▸ **Supplied material**:
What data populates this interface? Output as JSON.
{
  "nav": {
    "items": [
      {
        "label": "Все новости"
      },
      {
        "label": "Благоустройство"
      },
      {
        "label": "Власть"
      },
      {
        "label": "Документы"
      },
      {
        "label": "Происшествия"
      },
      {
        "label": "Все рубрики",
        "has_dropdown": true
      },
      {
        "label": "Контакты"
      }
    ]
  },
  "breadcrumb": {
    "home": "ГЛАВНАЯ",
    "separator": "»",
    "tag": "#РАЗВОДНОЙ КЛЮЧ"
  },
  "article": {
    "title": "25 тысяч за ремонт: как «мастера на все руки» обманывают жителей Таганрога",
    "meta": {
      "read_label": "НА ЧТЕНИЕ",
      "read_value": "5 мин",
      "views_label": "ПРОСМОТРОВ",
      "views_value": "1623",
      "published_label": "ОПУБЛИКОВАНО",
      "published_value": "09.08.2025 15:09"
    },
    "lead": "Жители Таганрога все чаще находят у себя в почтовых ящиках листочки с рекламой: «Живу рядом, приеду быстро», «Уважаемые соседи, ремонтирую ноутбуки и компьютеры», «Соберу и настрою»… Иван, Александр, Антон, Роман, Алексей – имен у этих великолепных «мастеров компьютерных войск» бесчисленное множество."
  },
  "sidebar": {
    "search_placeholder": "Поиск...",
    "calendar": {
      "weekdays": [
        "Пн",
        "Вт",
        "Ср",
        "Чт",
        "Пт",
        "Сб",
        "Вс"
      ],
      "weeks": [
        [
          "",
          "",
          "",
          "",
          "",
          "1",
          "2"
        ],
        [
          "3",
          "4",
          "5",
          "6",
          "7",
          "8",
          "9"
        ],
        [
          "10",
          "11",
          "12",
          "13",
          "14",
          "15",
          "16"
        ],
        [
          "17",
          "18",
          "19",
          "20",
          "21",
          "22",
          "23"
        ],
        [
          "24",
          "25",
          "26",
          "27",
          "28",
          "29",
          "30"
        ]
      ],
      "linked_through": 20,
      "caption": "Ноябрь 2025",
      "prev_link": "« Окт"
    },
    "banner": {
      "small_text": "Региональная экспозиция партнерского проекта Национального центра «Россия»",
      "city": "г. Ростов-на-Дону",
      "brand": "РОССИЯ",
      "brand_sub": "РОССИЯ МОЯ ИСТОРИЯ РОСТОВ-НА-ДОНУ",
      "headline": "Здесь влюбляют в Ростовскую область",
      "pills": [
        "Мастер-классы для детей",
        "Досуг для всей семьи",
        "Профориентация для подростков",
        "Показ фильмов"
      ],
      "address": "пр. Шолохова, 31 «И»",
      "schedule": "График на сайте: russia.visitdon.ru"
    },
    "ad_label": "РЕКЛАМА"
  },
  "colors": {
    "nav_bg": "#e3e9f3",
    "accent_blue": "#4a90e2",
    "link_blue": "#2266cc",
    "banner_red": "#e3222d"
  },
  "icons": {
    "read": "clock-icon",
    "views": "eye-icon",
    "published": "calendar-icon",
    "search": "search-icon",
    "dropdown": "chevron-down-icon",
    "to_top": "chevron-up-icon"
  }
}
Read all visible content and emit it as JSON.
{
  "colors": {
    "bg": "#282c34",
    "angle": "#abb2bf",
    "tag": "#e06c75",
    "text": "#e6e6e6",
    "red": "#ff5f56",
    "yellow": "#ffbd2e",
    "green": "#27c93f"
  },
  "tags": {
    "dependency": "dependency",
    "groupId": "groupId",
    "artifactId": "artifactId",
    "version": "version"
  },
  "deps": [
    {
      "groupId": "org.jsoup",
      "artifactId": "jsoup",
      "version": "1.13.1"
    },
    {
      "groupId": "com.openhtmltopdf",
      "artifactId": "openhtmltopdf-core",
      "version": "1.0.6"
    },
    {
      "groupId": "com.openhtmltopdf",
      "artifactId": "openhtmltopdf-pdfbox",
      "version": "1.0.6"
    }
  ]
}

▸ **Aim**:
Reproduce the entries above exactly.

▸ **Result for this exercise**:
What data populates this interface? Output as JSON.
{
  "nav": {
    "items": [
      {
        "label": "Все новости"
      },
      {
        "label": "Благоустройство"
      },
      {
        "label": "Власть"
      },
      {
        "label": "Документы"
      },
      {
        "label": "Происшествия"
      },
      {
        "label": "Все рубрики",
        "has_dropdown": true
      },
      {
        "label": "Контакты"
      }
    ]
  },
  "breadcrumb": {
    "home": "ГЛАВНАЯ",
    "separator": "»",
    "tag": "#РАЗВОДНОЙ КЛЮЧ"
  },
  "article": {
    "title": "25 тысяч за ремонт: как «мастера на все руки» обманывают жителей Таганрога",
    "meta": {
      "read_label": "НА ЧТЕНИЕ",
      "read_value": "5 мин",
      "views_label": "ПРОСМОТРОВ",
      "views_value": "1623",
      "published_label": "ОПУБЛИКОВАНО",
      "published_value": "09.08.2025 15:09"
    },
    "lead": "Жители Таганрога все чаще находят у себя в почтовых ящиках листочки с рекламой: «Живу рядом, приеду быстро», «Уважаемые соседи, ремонтирую ноутбуки и компьютеры», «Соберу и настрою»… Иван, Александр, Антон, Роман, Алексей – имен у этих великолепных «мастеров компьютерных войск» бесчисленное множество."
  },
  "sidebar": {
    "search_placeholder": "Поиск...",
    "calendar": {
      "weekdays": [
        "Пн",
        "Вт",
        "Ср",
        "Чт",
        "Пт",
        "Сб",
        "Вс"
      ],
      "weeks": [
        [
          "",
          "",
          "",
          "",
          "",
          "1",
          "2"
        ],
        [
          "3",
          "4",
          "5",
          "6",
          "7",
          "8",
          "9"
        ],
        [
          "10",
          "11",
          "12",
          "13",
          "14",
          "15",
          "16"
        ],
        [
          "17",
          "18",
          "19",
          "20",
          "21",
          "22",
          "23"
        ],
        [
          "24",
          "25",
          "26",
          "27",
          "28",
          "29",
          "30"
        ]
      ],
      "linked_through": 20,
      "caption": "Ноябрь 2025",
      "prev_link": "« Окт"
    },
    "banner": {
      "small_text": "Региональная экспозиция партнерского проекта Национального центра «Россия»",
      "city": "г. Ростов-на-Дону",
      "brand": "РОССИЯ",
      "brand_sub": "РОССИЯ МОЯ ИСТОРИЯ РОСТОВ-НА-ДОНУ",
      "headline": "Здесь влюбляют в Ростовскую область",
      "pills": [
        "Мастер-классы для детей",
        "Досуг для всей семьи",
        "Профориентация для подростков",
        "Показ фильмов"
      ],
      "address": "пр. Шолохова, 31 «И»",
      "schedule": "График на сайте: russia.visitdon.ru"
    },
    "ad_label": "РЕКЛАМА"
  },
  "colors": {
    "nav_bg": "#e3e9f3",
    "accent_blue": "#4a90e2",
    "link_blue": "#2266cc",
    "banner_red": "#e3222d"
  },
  "icons": {
    "read": "clock-icon",
    "views": "eye-icon",
    "published": "calendar-icon",
    "search": "search-icon",
    "dropdown": "chevron-down-icon",
    "to_top": "chevron-up-icon"
  }
}
Read all visible content and emit it as JSON.
{
  "colors": {
    "bg": "#282c34",
    "angle": "#abb2bf",
    "tag": "#e06c75",
    "text": "#e6e6e6",
    "red": "#ff5f56",
    "yellow": "#ffbd2e",
    "green": "#27c93f"
  },
  "tags": {
    "dependency": "dependency",
    "groupId": "groupId",
    "artifactId": "artifactId",
    "version": "version"
  },
  "deps": [
    {
      "groupId": "org.jsoup",
      "artifactId": "jsoup",
      "version": "1.13.1"
    },
    {
      "groupId": "com.openhtmltopdf",
      "artifactId": "openhtmltopdf-core",
      "version": "1.0.6"
    },
    {
      "groupId": "com.openhtmltopdf",
      "artifactId": "openhtmltopdf-pdfbox",
      "version": "1.0.6"
    }
  ]
}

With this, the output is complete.